→ **Fragmento del documento**:

= = =

Las muertes por sobredosis alcanzaron el año pasado un nuevo récord, 70.237, pero lo más relevante es que casi la mitad de ellas no fueron por inyectarse heroína, sino por abuso de analgésicos derivados de los opiáceos, como el fentanilo, que se ha convertido en un grave problema de salud pública en EE UU. Las muertes por fármacos opiáceos obtenidos en el mercado negro han pasado de 19.413 en 2016 a 28.466 en 2017. La elevada prescripción de fentanilo para dolencias banales y la baja tolerancia al malestar de una sociedad educada en el hedonismo es la fatídica combinación que ha llevado a muchos norteamericanos a convertirse en adictos a los opiáceos.

= = =

→ **Datos proporcionados**:
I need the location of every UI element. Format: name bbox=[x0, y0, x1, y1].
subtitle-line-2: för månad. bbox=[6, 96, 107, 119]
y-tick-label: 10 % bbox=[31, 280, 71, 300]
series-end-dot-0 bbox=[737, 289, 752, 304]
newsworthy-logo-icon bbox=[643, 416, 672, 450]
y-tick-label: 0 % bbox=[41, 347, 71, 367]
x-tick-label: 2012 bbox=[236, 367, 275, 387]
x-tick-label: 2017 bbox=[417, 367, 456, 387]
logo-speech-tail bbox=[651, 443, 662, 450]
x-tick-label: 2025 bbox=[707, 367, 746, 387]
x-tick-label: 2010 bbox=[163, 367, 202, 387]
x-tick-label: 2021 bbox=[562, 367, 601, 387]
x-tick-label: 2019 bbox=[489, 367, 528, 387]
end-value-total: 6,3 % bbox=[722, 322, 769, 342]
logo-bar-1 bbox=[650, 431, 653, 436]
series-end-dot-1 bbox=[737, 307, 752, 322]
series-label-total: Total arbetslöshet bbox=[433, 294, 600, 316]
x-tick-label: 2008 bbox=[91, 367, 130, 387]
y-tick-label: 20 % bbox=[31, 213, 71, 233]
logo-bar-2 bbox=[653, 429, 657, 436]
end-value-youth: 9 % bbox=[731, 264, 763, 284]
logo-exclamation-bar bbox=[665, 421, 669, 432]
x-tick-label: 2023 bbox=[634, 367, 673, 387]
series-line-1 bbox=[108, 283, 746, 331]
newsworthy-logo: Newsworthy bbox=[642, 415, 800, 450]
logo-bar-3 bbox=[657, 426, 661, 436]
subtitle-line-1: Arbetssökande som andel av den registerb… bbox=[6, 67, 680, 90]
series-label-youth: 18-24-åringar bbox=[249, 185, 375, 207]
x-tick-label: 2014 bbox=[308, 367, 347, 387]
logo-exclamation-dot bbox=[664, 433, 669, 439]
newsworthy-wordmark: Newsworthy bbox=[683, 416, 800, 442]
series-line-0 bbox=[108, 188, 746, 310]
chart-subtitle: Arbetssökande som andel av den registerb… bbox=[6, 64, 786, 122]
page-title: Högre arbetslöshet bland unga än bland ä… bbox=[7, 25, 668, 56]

= = =

→ **Completa lo siguiente**:
1 - Transcribe del fragmento sobre las muertes por sobredosis el pasaje que va desde "Las muertes por sobredosis" hasta "a los opiáceos.", ambos incluidos.
2 - Enumera todas las cifras de muertes que da el fragmento sobre las muertes por sobredosis.
3 - Prosigue el fragmento sobre las muertes por sobredosis a partir de su última oración.

→ **Respuestas escritas**:
1 -
Las muertes por sobredosis alcanzaron el año pasado un nuevo récord, 70.237, pero lo más relevante es que casi la mitad de ellas no fueron por inyectarse heroína, sino por abuso de analgésicos derivados de los opiáceos, como el fentanilo, que se ha convertido en un grave problema de salud pública en EE UU. Las muertes por fármacos opiáceos obtenidos en el mercado negro han pasado de 19.413 en 2016 a 28.466 en 2017. La elevada prescripción de fentanilo para dolencias banales y la baja tolerancia al malestar de una sociedad educada en el hedonismo es la fatídica combinación que ha llevado a muchos norteamericanos a convertirse en adictos a los opiáceos.

2 - 70.237, 19.413 y 28.466

3 -
También los suicidios han aumentado un 3,7% (47.000 muertes en 2017) y aquí es más difícil dilucidar las causas porque hay grandes diferencias. Mientras en las zonas urbanas se producen 11,1 suicidios por 100.000 habitantes, en las rurales se registran 20 y en algunos Estados, como Virginia, 58. Los expertos atribuyen esta diferencia a la mayor facilidad de acceso a las armas en el medio rural y a la falta de una buena cobertura de asistencia mental. Ante estos datos, los expertos en salud pública se preguntan: ¿hemos de aceptar este cambio de tendencia como una nueva normalidad o podemos hacer algo por evitarlo?